** START OF Task material **

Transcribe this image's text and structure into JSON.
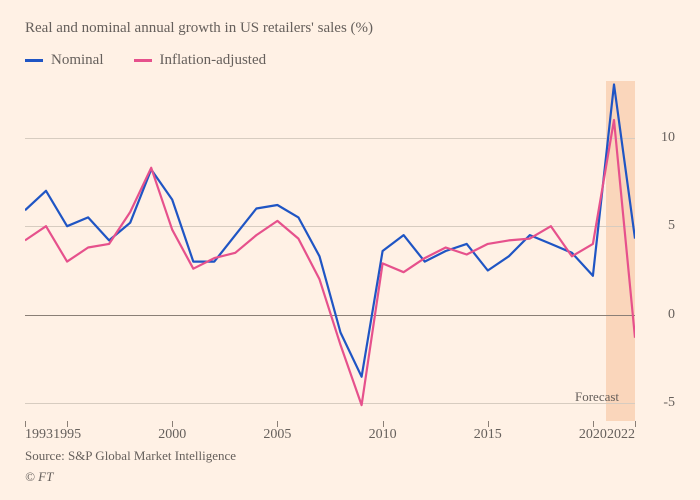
{
  "subtitle": "Real and nominal annual growth in US retailers' sales (%)",
  "source_line": "Source: S&P Global Market Intelligence",
  "copyright_line": "© FT",
  "forecast_label": "Forecast",
  "background_color": "#fff1e5",
  "text_color": "#66605c",
  "grid_color": "#d7ccc0",
  "axis_color": "#8a7f76",
  "subtitle_fontsize": 15,
  "legend_fontsize": 15,
  "axis_fontsize": 14,
  "footer_fontsize": 13,
  "legend": [
    {
      "label": "Nominal",
      "color": "#1f55c4"
    },
    {
      "label": "Inflation-adjusted",
      "color": "#e6518c"
    }
  ],
  "chart": {
    "type": "line",
    "x_years": [
      1993,
      1994,
      1995,
      1996,
      1997,
      1998,
      1999,
      2000,
      2001,
      2002,
      2003,
      2004,
      2005,
      2006,
      2007,
      2008,
      2009,
      2010,
      2011,
      2012,
      2013,
      2014,
      2015,
      2016,
      2017,
      2018,
      2019,
      2020,
      2021,
      2022
    ],
    "x_ticks": [
      1993,
      1995,
      2000,
      2005,
      2010,
      2015,
      2020,
      2022
    ],
    "y_ticks": [
      -5,
      0,
      5,
      10
    ],
    "xlim": [
      1993,
      2022
    ],
    "ylim": [
      -6.0,
      13.2
    ],
    "line_width": 2.2,
    "forecast_start": 2020.6,
    "forecast_end": 2022,
    "forecast_fill": "rgba(247,197,159,0.6)",
    "series": [
      {
        "key": "nominal",
        "color": "#1f55c4",
        "values": [
          5.9,
          7.0,
          5.0,
          5.5,
          4.2,
          5.2,
          8.2,
          6.5,
          3.0,
          3.0,
          4.5,
          6.0,
          6.2,
          5.5,
          3.3,
          -1.0,
          -3.5,
          3.6,
          4.5,
          3.0,
          3.6,
          4.0,
          2.5,
          3.3,
          4.5,
          4.0,
          3.5,
          2.2,
          13.0,
          4.3
        ]
      },
      {
        "key": "inflation_adjusted",
        "color": "#e6518c",
        "values": [
          4.2,
          5.0,
          3.0,
          3.8,
          4.0,
          5.8,
          8.3,
          4.8,
          2.6,
          3.2,
          3.5,
          4.5,
          5.3,
          4.3,
          2.0,
          -1.7,
          -5.1,
          2.9,
          2.4,
          3.2,
          3.8,
          3.4,
          4.0,
          4.2,
          4.3,
          5.0,
          3.3,
          4.0,
          11.0,
          -1.3
        ]
      }
    ]
  }
}
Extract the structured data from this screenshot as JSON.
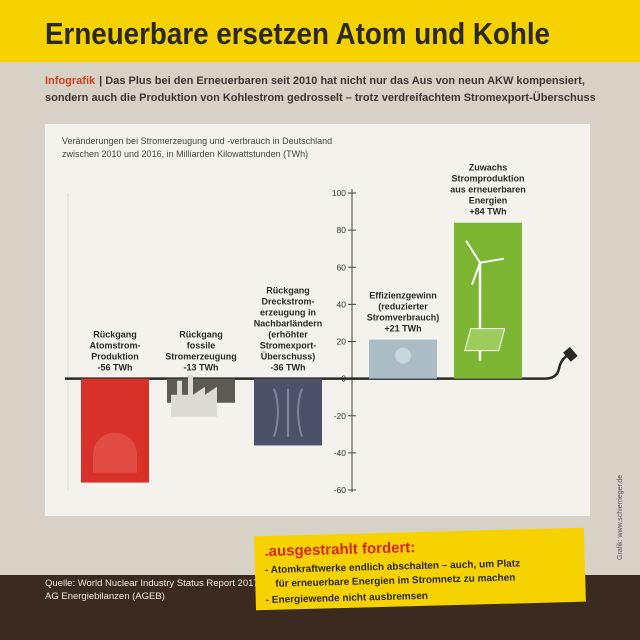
{
  "header": {
    "title": "Erneuerbare ersetzen Atom und Kohle"
  },
  "intro": {
    "tag": "Infografik",
    "line1": "| Das Plus bei den Erneuerbaren seit 2010 hat nicht nur das Aus von neun AKW kompensiert,",
    "line2": "sondern auch die Produktion von Kohlestrom gedrosselt – trotz verdreifachtem Stromexport-Überschuss"
  },
  "chart_data": {
    "type": "bar",
    "subtitle": [
      "Veränderungen bei Stromerzeugung und -verbrauch in Deutschland",
      "zwischen 2010 und 2016, in Milliarden Kilowattstunden (TWh)"
    ],
    "categories": [
      [
        "Rückgang",
        "Atomstrom-",
        "Produktion"
      ],
      [
        "Rückgang",
        "fossile",
        "Stromerzeugung"
      ],
      [
        "Rückgang",
        "Dreckstrom-",
        "erzeugung in",
        "Nachbarländern",
        "(erhöhter",
        "Stromexport-",
        "Überschuss)"
      ],
      [
        "Effizienzgewinn",
        "(reduzierter",
        "Stromverbrauch)"
      ],
      [
        "Zuwachs",
        "Stromproduktion",
        "aus erneuerbaren",
        "Energien"
      ]
    ],
    "values": [
      -56,
      -13,
      -36,
      21,
      84
    ],
    "value_labels": [
      "-56 TWh",
      "-13 TWh",
      "-36 TWh",
      "+21 TWh",
      "+84 TWh"
    ],
    "colors": [
      "#d8312a",
      "#5b5a57",
      "#4b5168",
      "#aabcc6",
      "#7cb531"
    ],
    "ylim": [
      -60,
      100
    ],
    "yticks": [
      100,
      80,
      60,
      40,
      20,
      0,
      -20,
      -40,
      -60
    ],
    "grid": false
  },
  "callout": {
    "heading": ".ausgestrahlt fordert:",
    "bullets": [
      "- Atomkraftwerke endlich abschalten – auch, um Platz",
      "für erneuerbare Energien im Stromnetz zu machen",
      "- Energiewende nicht ausbremsen"
    ]
  },
  "footer": {
    "sources": [
      "Quelle: World Nuclear Industry Status Report 2017;",
      "AG Energiebilanzen (AGEB)"
    ],
    "credit": "Grafik: www.schierrieger.de"
  }
}
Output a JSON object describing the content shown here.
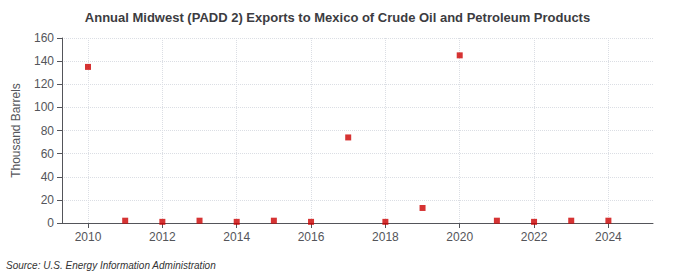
{
  "chart_data": {
    "type": "scatter",
    "title": "Annual Midwest (PADD 2) Exports to Mexico of Crude Oil and Petroleum Products",
    "ylabel": "Thousand Barrels",
    "source": "Source: U.S. Energy Information Administration",
    "x": [
      2010,
      2011,
      2012,
      2013,
      2014,
      2015,
      2016,
      2017,
      2018,
      2019,
      2020,
      2021,
      2022,
      2023,
      2024
    ],
    "values": [
      135,
      2,
      1,
      2,
      1,
      2,
      1,
      74,
      1,
      13,
      145,
      2,
      1,
      2,
      2
    ],
    "color": "#cc0000",
    "marker": "square",
    "xlim": [
      2009.3,
      2025.2
    ],
    "xticks": [
      2010,
      2012,
      2014,
      2016,
      2018,
      2020,
      2022,
      2024
    ],
    "ylim": [
      0,
      160
    ],
    "yticks": [
      0,
      20,
      40,
      60,
      80,
      100,
      120,
      140,
      160
    ],
    "grid": true
  }
}
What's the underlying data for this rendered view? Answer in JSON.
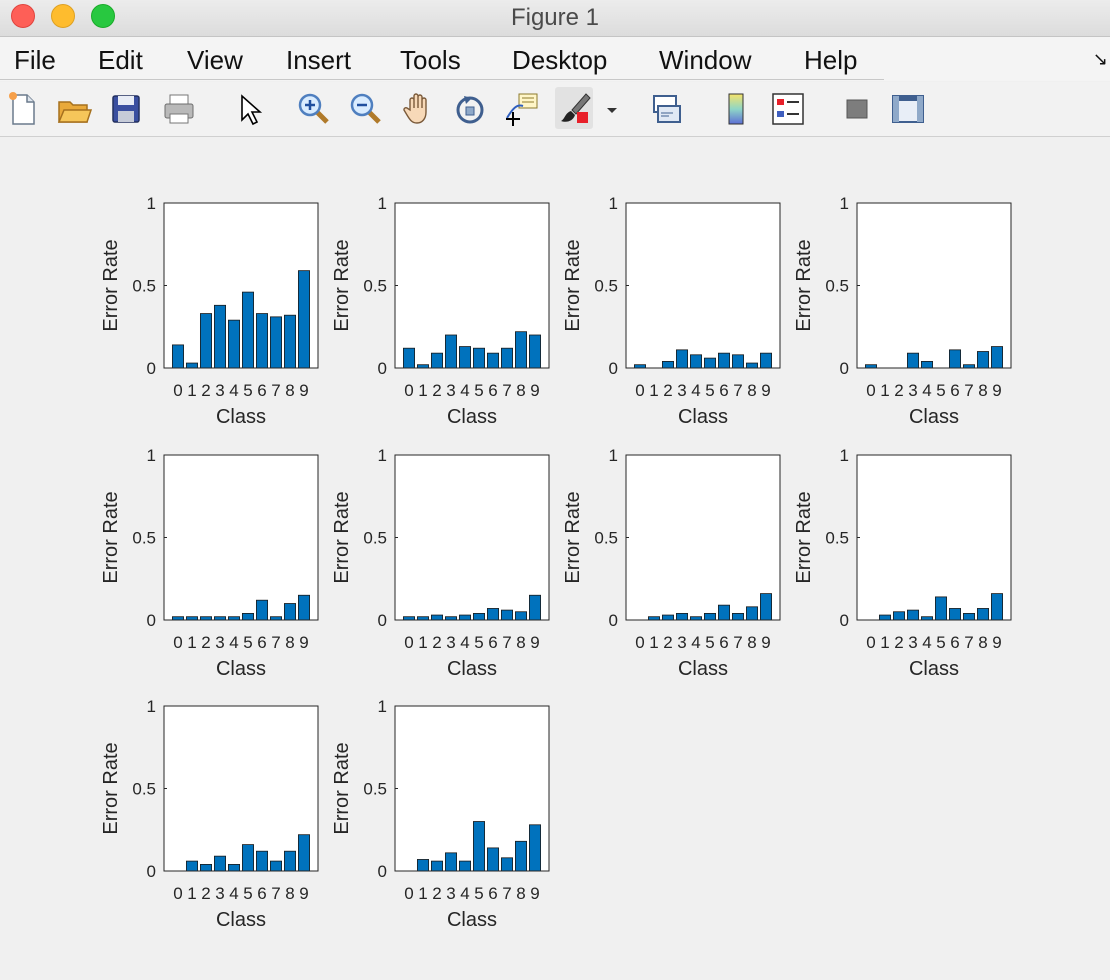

** END OF Task material **

Given request =>
Among the lines of the material, find those that hold the word "Stromerzeugung" and copy them.

Written solution =>
      "Veränderungen bei Stromerzeugung und -verbrauch in Deutschland",
        "Stromerzeugung"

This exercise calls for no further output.